TO BE DONE: Search the records below for the word "Number". Pull out each line that has it.

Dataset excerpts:
○ ○ ○ ○

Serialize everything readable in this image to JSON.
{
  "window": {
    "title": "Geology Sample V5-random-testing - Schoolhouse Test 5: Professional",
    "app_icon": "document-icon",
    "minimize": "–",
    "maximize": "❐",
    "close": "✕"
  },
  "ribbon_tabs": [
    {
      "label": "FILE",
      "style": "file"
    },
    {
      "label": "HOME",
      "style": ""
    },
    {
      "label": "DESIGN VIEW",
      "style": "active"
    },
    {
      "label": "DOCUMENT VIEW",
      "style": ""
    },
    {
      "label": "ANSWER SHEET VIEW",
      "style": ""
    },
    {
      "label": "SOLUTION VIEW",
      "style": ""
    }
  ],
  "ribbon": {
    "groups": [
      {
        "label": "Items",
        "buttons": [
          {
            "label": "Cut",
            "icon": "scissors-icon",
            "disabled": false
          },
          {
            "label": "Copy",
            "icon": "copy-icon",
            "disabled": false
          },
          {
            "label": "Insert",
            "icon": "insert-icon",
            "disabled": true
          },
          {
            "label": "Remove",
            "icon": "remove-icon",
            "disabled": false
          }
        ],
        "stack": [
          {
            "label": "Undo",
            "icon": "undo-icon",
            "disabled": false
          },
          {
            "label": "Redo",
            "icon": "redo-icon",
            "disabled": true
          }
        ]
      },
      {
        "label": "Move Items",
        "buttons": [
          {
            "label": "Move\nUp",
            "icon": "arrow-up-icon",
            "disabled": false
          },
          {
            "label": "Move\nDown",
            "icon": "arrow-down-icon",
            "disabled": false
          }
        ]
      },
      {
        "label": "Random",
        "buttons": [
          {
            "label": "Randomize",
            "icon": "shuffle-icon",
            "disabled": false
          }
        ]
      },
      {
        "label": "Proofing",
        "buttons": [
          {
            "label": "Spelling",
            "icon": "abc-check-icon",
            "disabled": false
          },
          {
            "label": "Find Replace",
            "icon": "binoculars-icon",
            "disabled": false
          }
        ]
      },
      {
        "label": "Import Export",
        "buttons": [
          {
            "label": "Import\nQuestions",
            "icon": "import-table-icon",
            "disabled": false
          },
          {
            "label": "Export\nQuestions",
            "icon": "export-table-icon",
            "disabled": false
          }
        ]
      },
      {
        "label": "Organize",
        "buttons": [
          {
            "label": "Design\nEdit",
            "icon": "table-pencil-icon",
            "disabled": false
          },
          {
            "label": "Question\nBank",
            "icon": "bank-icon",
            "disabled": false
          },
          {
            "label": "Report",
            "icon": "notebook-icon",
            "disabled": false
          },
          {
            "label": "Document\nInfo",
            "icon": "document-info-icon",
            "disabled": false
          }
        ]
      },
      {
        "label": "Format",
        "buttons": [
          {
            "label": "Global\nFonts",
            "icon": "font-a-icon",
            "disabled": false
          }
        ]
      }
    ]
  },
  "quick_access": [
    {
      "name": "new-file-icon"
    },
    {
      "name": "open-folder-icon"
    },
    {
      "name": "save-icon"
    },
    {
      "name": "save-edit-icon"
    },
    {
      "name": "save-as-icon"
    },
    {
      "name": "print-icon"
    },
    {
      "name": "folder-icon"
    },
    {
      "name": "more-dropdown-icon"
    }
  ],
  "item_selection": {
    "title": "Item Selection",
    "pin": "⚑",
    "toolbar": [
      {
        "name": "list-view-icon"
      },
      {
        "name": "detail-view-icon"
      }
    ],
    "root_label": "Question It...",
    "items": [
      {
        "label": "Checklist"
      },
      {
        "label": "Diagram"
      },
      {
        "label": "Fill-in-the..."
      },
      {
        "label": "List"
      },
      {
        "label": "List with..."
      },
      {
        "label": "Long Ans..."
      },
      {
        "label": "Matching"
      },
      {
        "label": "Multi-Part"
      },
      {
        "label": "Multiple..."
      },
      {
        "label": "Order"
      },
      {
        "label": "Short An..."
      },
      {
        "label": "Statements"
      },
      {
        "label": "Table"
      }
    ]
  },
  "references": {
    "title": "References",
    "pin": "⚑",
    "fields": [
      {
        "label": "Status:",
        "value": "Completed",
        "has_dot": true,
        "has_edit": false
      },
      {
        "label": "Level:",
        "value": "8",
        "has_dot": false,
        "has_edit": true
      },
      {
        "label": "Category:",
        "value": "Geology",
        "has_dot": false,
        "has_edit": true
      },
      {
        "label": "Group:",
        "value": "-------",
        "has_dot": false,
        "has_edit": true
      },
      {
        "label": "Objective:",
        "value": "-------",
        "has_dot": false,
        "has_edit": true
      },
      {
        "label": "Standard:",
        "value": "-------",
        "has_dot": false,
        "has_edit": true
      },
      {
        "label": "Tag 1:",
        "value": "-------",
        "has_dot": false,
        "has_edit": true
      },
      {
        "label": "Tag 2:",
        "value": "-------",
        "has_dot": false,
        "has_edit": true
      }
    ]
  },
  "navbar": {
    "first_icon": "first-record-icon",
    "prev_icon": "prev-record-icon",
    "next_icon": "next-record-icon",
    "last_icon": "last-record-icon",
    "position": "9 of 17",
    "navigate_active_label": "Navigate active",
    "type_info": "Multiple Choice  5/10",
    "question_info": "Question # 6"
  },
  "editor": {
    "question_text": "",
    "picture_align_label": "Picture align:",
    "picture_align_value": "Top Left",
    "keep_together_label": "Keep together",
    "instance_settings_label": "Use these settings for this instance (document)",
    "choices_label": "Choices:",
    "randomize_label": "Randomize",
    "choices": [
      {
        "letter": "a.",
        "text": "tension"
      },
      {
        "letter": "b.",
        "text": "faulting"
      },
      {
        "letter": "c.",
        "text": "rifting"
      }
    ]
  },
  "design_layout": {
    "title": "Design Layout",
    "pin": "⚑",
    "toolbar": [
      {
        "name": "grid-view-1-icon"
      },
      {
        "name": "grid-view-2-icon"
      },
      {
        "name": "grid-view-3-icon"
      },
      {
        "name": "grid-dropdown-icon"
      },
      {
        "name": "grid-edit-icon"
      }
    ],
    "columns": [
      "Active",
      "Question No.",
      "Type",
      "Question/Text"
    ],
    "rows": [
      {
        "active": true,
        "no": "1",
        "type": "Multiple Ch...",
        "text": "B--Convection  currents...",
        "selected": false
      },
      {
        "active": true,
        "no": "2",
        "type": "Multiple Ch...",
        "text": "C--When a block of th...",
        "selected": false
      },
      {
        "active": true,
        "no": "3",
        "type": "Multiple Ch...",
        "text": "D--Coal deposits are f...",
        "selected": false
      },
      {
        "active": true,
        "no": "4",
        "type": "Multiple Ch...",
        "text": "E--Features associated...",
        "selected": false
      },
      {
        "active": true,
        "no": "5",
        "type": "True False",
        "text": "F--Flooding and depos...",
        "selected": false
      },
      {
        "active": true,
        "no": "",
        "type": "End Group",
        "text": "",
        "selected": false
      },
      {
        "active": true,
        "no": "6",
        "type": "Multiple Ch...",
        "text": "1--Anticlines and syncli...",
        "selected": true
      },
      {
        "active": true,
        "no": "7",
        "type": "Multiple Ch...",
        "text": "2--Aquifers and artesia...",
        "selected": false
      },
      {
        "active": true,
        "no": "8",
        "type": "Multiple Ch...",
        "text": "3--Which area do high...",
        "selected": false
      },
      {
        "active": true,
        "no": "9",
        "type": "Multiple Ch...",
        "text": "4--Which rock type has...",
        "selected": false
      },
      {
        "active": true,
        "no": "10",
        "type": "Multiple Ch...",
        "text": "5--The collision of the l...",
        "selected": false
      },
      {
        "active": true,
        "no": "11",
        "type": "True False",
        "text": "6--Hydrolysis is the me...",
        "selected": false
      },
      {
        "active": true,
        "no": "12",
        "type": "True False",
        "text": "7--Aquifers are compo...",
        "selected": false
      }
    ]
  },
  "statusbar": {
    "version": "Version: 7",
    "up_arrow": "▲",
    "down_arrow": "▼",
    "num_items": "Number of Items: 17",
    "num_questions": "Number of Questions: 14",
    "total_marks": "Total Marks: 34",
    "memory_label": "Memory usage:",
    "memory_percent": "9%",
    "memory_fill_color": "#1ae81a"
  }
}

○ ○ ○ ○

FINISHED TASK:
    "num_items": "Number of Items: 17",
    "num_questions": "Number of Questions: 14",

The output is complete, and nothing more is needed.